[Stored records]
○ ○ ○
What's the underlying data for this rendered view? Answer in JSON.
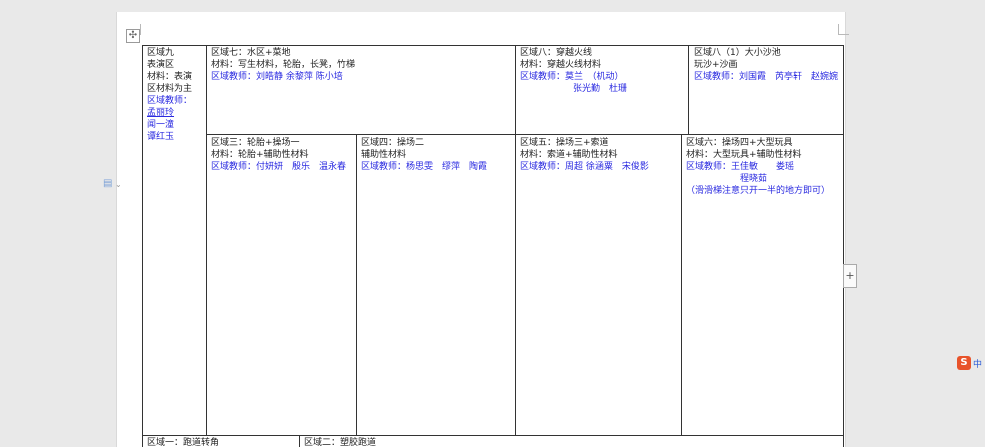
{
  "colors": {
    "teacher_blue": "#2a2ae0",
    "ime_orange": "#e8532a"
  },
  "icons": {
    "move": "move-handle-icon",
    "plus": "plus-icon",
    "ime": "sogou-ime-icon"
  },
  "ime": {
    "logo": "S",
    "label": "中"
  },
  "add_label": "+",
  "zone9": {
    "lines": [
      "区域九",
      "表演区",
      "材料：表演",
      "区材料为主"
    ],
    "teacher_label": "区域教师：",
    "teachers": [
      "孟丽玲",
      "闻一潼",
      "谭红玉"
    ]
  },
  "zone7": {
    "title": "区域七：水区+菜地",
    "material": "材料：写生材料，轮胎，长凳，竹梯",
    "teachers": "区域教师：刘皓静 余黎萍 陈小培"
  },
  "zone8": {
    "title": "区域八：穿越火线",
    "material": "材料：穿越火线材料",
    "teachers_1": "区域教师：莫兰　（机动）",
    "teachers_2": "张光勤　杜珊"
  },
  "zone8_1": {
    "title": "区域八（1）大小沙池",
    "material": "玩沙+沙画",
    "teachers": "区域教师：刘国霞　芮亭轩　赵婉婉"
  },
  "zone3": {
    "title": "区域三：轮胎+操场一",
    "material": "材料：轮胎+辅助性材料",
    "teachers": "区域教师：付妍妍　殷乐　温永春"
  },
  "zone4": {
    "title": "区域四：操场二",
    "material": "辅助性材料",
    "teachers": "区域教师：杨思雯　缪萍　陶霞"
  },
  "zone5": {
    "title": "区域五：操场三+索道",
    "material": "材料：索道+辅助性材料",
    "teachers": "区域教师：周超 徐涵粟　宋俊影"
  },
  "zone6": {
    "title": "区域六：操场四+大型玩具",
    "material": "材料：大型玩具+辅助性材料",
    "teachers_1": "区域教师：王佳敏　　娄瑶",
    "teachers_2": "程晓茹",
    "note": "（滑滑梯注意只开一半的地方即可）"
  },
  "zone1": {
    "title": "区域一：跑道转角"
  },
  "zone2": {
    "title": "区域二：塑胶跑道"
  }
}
○ ○ ○
[Set exercise]
Go through the entries above and copy every line containing "区域教师".

[Answer for the task]
    "teacher_label": "区域教师：",
    "teachers": "区域教师：刘皓静 余黎萍 陈小培"
    "teachers_1": "区域教师：莫兰　（机动）",
    "teachers": "区域教师：刘国霞　芮亭轩　赵婉婉"
    "teachers": "区域教师：付妍妍　殷乐　温永春"
    "teachers": "区域教师：杨思雯　缪萍　陶霞"
    "teachers": "区域教师：周超 徐涵粟　宋俊影"
    "teachers_1": "区域教师：王佳敏　　娄瑶",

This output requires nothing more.